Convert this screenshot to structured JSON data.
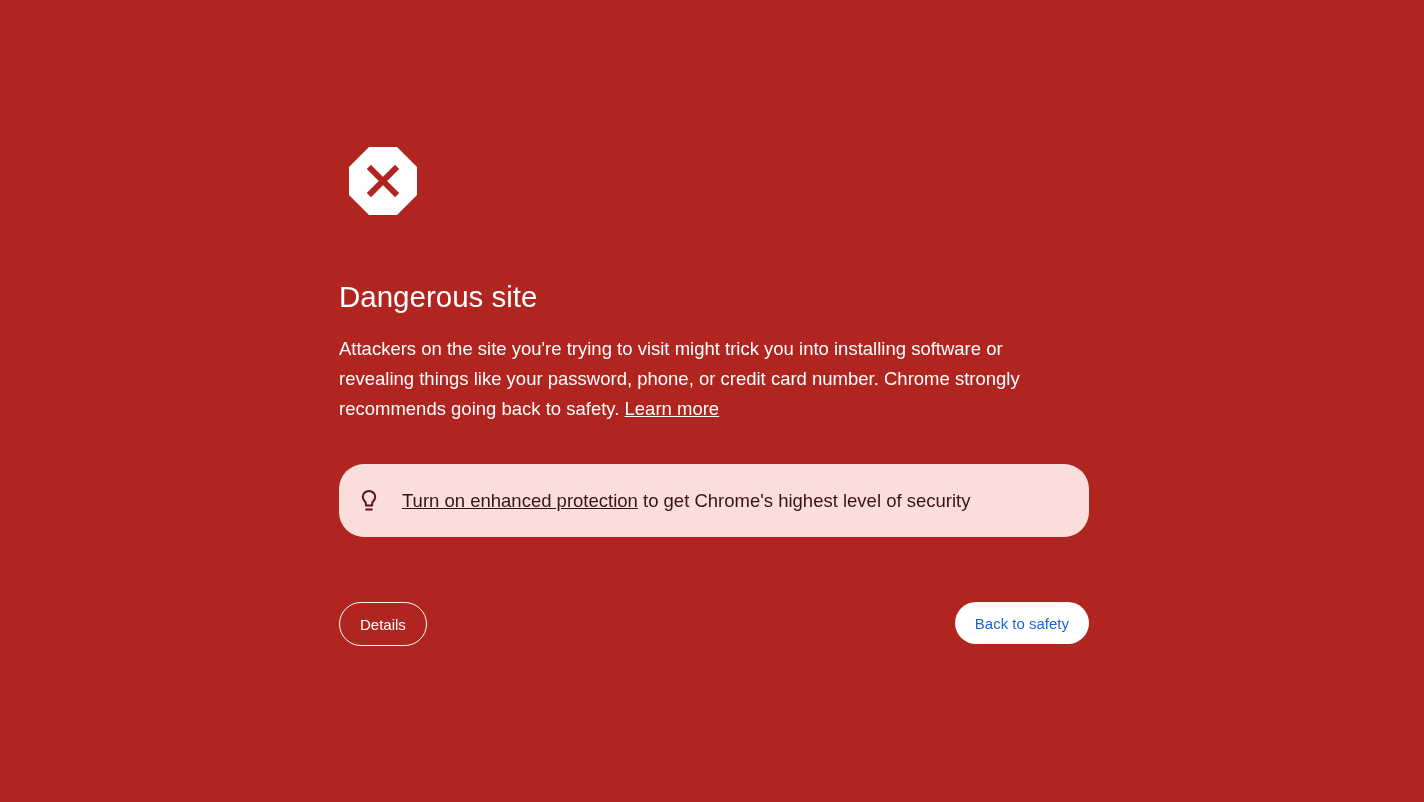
{
  "heading": "Dangerous site",
  "message": {
    "text": "Attackers on the site you're trying to visit might trick you into installing software or revealing things like your password, phone, or credit card number. Chrome strongly recommends going back to safety.",
    "link": "Learn more"
  },
  "promo": {
    "link": "Turn on enhanced protection",
    "text": "to get Chrome's highest level of security"
  },
  "buttons": [
    {
      "label": "Details",
      "kind": "outline"
    },
    {
      "label": "Back to safety",
      "kind": "primary"
    }
  ]
}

════

Write out the full set of lines verbatim, without the pictures.

» Written answer
Convert this screenshot to structured JSON data.
{
  "heading": "Dangerous site",
  "message": {
    "text": "Attackers on the site you're trying to visit might trick you into installing software or revealing things like your password, phone, or credit card number. Chrome strongly recommends going back to safety.",
    "link": "Learn more"
  },
  "promo": {
    "link": "Turn on enhanced protection",
    "text": "to get Chrome's highest level of security"
  },
  "buttons": [
    {
      "label": "Details",
      "kind": "outline"
    },
    {
      "label": "Back to safety",
      "kind": "primary"
    }
  ]
}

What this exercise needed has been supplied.